■ Goal of the exercise: In the records that follow, locate every line with "todo" and extract it.

■ Provided data:

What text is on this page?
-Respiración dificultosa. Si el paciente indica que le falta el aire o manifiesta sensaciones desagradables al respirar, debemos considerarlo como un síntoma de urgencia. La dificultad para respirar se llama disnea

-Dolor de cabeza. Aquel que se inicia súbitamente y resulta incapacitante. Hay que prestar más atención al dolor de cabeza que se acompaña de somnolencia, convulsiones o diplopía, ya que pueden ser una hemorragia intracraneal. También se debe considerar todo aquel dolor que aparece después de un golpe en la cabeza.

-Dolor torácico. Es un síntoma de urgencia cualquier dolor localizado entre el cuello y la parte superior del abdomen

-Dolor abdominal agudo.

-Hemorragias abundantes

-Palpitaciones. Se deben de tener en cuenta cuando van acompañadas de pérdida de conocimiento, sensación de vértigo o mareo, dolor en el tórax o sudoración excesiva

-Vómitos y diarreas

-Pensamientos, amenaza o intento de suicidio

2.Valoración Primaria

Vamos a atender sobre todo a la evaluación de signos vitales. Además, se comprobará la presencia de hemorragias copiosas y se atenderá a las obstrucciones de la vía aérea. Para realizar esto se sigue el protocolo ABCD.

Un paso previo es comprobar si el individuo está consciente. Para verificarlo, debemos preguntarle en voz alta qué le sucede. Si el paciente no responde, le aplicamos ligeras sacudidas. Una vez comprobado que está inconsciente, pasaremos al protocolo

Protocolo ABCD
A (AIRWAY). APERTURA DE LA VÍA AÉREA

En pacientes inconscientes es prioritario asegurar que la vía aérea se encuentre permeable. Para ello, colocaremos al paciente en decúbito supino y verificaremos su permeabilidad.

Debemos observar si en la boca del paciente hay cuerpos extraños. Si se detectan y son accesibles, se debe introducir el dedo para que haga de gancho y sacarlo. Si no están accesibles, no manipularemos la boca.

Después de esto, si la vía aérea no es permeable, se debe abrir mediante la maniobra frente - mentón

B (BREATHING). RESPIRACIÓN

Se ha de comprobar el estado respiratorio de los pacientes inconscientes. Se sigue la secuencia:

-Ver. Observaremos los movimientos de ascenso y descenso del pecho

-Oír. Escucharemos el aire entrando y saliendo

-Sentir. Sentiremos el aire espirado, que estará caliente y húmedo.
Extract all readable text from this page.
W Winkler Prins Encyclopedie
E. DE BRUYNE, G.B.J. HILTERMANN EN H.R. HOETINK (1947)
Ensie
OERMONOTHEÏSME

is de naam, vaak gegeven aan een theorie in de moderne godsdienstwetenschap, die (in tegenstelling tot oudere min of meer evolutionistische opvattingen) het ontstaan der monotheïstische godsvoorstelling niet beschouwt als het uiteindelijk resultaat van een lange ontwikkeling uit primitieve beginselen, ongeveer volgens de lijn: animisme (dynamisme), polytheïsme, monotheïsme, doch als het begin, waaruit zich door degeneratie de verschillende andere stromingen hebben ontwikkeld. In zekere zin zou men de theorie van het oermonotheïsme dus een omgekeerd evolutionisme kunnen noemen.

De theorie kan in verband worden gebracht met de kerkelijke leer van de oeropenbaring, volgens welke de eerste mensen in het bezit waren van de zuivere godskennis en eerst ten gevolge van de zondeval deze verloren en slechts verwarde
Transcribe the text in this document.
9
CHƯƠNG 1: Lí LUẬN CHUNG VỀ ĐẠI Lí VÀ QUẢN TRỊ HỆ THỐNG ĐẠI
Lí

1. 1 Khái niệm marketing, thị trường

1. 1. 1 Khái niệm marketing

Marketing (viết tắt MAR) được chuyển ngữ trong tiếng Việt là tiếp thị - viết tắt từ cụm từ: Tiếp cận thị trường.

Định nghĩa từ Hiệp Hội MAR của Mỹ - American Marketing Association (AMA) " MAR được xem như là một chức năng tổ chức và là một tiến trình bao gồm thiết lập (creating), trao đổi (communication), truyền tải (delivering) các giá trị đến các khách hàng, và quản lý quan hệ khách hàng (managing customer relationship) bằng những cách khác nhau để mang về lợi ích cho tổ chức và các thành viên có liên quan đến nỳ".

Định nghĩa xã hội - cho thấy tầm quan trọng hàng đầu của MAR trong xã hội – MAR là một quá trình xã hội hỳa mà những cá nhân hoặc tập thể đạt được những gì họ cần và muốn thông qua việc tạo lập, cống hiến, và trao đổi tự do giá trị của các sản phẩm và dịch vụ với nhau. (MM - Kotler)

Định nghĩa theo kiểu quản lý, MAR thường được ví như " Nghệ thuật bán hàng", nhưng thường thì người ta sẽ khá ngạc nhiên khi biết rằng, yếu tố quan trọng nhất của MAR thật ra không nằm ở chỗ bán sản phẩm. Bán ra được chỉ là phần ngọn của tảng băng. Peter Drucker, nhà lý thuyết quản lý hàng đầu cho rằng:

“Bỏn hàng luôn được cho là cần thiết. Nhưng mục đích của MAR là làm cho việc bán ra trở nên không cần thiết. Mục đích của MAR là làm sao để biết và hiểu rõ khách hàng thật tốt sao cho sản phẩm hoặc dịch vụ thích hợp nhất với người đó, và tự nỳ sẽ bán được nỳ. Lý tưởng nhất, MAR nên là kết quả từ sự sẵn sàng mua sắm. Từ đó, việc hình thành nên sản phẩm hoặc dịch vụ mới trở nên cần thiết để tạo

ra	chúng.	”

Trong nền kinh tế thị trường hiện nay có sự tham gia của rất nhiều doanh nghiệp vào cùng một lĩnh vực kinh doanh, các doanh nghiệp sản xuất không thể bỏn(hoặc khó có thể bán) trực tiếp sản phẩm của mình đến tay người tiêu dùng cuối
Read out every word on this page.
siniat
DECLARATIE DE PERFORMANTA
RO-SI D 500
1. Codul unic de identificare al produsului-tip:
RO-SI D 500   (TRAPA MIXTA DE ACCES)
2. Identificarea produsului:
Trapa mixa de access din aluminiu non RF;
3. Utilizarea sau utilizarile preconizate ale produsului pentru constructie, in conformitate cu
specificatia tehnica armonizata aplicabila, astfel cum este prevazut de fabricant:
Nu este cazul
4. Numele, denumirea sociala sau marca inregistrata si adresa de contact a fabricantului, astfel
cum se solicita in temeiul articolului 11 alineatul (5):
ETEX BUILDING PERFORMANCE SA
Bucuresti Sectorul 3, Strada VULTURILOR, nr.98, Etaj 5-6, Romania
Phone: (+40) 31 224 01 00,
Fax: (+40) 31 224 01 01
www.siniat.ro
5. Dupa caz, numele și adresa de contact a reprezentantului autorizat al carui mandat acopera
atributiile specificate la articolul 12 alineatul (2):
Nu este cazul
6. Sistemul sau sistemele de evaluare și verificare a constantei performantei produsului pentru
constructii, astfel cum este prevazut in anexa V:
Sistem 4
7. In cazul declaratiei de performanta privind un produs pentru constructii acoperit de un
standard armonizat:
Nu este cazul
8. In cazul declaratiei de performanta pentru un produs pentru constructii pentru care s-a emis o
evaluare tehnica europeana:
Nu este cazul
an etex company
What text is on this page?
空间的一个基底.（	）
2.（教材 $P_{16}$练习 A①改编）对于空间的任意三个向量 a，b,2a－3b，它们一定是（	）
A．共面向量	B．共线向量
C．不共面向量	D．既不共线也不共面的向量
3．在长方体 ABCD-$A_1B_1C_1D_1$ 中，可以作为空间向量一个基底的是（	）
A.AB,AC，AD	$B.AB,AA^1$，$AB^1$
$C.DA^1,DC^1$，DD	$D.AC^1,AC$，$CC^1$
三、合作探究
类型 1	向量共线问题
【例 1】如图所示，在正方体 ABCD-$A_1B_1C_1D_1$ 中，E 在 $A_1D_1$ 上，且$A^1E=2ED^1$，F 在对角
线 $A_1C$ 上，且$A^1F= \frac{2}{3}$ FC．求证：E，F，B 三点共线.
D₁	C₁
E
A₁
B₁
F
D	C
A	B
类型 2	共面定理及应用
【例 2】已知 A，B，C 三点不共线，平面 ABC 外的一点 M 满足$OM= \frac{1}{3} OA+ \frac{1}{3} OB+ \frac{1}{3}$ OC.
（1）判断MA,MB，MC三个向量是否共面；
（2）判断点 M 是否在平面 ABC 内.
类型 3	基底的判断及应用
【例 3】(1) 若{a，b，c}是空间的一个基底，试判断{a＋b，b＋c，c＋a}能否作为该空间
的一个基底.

■ Response for this exercise:
-Dolor de cabeza. Aquel que se inicia súbitamente y resulta incapacitante. Hay que prestar más atención al dolor de cabeza que se acompaña de somnolencia, convulsiones o diplopía, ya que pueden ser una hemorragia intracraneal. También se debe considerar todo aquel dolor que aparece después de un golpe en la cabeza.
Vamos a atender sobre todo a la evaluación de signos vitales. Además, se comprobará la presencia de hemorragias copiosas y se atenderá a las obstrucciones de la vía aérea. Para realizar esto se sigue el protocolo ABCD.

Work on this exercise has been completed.